* GIVEN PROBLEM *
Look through the records below, count the lines with the word "JSON", and reply with only the number.

(Figure contents as structured data)
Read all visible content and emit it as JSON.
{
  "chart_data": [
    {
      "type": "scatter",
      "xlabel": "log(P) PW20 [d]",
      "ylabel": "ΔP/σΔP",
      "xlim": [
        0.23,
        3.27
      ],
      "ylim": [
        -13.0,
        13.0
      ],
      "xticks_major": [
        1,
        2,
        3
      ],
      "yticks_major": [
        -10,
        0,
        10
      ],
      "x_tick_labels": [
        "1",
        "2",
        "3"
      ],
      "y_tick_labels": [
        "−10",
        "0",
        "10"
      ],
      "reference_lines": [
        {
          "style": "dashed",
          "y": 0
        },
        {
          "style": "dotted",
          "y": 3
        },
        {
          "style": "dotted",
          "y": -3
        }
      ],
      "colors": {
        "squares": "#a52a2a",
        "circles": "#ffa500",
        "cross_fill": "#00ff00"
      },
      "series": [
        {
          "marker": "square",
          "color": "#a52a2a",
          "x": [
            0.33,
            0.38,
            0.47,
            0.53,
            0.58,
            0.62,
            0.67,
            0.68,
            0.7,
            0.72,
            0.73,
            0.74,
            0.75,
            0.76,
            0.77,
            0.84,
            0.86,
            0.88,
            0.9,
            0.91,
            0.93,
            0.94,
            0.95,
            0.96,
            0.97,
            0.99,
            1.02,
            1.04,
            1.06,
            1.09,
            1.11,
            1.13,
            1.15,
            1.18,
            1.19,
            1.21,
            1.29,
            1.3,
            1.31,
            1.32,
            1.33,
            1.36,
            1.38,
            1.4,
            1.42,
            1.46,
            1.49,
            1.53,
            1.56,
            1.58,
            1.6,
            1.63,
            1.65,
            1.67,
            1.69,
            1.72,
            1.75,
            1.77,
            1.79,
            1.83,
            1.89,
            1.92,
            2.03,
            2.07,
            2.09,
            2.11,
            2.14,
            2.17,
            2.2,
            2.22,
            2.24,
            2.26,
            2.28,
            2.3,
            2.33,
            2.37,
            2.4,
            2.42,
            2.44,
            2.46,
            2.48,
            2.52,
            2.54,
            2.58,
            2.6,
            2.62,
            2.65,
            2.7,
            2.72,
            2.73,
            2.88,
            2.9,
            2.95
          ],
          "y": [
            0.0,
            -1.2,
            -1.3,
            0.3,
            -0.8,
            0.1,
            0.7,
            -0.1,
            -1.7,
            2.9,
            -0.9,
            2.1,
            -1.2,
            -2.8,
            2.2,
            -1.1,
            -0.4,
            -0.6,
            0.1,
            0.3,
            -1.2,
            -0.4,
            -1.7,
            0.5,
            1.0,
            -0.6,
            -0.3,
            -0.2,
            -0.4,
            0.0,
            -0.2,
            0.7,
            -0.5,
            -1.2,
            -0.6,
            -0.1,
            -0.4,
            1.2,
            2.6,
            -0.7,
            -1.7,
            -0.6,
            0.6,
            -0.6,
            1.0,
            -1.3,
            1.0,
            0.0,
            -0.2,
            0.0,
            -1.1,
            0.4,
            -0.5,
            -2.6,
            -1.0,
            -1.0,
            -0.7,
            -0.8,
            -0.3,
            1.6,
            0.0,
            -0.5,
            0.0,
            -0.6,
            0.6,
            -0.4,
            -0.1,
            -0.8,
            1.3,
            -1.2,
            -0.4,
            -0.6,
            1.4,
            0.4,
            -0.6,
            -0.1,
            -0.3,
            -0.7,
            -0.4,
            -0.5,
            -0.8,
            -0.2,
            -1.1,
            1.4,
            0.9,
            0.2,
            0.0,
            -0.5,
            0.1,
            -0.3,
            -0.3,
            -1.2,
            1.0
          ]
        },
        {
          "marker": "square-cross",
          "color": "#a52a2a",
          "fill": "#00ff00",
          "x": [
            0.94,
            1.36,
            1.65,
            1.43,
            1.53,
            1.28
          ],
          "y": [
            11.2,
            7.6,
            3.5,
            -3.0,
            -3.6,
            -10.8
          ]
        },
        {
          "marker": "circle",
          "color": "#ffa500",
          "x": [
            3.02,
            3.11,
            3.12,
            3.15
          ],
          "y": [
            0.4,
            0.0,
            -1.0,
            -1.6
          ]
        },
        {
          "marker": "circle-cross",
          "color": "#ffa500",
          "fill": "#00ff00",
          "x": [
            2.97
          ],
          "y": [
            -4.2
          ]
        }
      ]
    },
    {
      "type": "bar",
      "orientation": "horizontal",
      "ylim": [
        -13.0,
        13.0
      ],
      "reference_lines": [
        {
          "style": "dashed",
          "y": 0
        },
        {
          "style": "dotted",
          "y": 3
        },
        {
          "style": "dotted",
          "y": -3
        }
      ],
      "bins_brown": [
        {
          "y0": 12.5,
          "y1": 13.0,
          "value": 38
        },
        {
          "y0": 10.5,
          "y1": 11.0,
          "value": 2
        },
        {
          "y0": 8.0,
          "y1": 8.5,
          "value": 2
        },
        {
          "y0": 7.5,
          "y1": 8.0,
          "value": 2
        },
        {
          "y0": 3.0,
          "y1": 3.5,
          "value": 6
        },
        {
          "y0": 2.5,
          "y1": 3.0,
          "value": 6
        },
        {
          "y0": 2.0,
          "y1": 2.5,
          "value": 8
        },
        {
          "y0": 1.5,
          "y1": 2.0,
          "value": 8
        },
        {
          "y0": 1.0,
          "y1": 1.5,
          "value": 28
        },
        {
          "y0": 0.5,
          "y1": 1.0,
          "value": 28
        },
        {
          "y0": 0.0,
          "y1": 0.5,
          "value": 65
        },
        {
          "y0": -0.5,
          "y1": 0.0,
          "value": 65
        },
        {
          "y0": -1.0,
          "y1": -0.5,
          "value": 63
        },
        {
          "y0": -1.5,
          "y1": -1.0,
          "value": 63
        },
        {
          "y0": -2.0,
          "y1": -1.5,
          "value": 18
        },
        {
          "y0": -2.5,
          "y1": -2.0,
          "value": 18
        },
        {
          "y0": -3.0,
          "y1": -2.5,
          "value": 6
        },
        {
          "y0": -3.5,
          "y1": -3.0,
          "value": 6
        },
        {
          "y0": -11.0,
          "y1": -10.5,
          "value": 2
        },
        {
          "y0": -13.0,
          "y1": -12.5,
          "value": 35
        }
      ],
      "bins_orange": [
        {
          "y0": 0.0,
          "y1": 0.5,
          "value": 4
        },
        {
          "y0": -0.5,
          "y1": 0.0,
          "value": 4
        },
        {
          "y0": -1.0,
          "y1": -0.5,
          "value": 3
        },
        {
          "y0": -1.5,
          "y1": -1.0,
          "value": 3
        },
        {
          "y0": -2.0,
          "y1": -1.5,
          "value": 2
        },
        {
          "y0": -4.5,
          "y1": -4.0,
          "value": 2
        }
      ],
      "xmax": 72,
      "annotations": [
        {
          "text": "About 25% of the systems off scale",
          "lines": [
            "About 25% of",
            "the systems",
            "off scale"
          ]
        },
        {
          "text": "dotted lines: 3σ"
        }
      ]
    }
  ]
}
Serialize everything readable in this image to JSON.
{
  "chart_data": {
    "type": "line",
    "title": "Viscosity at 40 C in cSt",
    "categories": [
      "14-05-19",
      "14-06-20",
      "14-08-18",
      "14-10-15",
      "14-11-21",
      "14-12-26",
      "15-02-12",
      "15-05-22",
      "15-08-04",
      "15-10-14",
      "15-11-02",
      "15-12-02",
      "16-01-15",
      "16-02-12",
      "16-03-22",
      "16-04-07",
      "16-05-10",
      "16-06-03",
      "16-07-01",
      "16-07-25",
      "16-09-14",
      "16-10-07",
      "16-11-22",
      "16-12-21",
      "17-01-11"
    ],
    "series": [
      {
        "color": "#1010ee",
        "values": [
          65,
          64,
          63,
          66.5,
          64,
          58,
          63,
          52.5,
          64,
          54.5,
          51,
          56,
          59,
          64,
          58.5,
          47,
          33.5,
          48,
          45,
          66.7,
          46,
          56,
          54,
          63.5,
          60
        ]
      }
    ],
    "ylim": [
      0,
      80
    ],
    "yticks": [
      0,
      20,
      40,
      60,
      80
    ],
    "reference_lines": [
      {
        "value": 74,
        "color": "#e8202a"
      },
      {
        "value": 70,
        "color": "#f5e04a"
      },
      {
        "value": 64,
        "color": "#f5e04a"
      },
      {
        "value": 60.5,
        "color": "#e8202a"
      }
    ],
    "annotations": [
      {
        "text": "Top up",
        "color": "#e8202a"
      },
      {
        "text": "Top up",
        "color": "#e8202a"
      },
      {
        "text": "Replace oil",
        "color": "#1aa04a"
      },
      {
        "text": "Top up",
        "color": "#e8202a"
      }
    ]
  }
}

* ANSWER TO THIS EXERCISE *
2